* _WRITTEN REQUEST_: Check each line of the material. Copy those containing "automático".

* _Collected data_:
☆ ☆ ☆ ☆

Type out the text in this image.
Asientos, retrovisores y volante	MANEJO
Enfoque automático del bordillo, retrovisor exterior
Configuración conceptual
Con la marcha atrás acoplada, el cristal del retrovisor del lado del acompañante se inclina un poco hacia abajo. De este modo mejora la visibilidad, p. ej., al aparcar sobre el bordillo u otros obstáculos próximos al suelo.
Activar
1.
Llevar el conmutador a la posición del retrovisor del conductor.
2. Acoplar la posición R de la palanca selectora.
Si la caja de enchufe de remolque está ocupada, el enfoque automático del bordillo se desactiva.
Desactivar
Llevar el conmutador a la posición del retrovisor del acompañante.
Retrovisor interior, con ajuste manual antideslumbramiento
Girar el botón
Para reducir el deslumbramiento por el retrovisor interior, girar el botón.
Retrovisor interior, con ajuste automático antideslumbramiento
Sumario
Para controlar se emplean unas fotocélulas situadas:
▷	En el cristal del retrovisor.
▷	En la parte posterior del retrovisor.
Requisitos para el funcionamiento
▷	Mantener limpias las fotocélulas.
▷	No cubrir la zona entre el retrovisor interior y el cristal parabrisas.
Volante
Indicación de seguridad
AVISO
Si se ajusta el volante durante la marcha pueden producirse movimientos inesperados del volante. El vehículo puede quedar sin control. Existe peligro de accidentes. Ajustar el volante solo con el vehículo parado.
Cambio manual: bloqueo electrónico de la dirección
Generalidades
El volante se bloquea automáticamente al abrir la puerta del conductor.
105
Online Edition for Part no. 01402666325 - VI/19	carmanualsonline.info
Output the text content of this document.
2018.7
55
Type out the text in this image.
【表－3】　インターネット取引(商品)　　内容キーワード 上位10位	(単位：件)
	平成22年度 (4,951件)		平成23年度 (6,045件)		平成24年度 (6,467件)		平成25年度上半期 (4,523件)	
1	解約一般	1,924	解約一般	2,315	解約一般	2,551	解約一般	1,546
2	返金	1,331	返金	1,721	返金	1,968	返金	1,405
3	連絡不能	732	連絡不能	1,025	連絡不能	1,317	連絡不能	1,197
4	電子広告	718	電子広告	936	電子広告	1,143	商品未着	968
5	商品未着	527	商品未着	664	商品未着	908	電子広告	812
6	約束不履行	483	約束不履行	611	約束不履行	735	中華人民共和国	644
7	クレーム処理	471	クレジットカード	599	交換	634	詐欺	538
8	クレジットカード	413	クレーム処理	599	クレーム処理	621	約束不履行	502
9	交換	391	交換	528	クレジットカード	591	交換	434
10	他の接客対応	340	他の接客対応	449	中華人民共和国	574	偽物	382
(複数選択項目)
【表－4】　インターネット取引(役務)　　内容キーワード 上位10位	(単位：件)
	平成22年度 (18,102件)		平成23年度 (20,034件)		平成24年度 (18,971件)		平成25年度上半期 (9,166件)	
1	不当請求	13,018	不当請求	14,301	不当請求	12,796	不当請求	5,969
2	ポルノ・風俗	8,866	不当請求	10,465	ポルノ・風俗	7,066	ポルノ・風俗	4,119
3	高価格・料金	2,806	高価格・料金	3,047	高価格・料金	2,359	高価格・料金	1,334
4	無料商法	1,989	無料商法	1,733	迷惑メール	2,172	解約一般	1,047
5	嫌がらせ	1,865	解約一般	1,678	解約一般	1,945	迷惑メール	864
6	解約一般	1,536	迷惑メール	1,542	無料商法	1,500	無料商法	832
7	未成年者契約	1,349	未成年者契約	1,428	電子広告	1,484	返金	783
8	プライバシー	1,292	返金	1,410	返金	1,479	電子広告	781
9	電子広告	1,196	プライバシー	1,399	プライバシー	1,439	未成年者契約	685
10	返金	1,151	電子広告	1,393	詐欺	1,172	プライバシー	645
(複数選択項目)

☆ ☆ ☆ ☆

* _ANSWER TO THIS PROBLEM_:
Enfoque automático del bordillo, retrovisor exterior
Si la caja de enchufe de remolque está ocupada, el enfoque automático del bordillo se desactiva.
Retrovisor interior, con ajuste automático antideslumbramiento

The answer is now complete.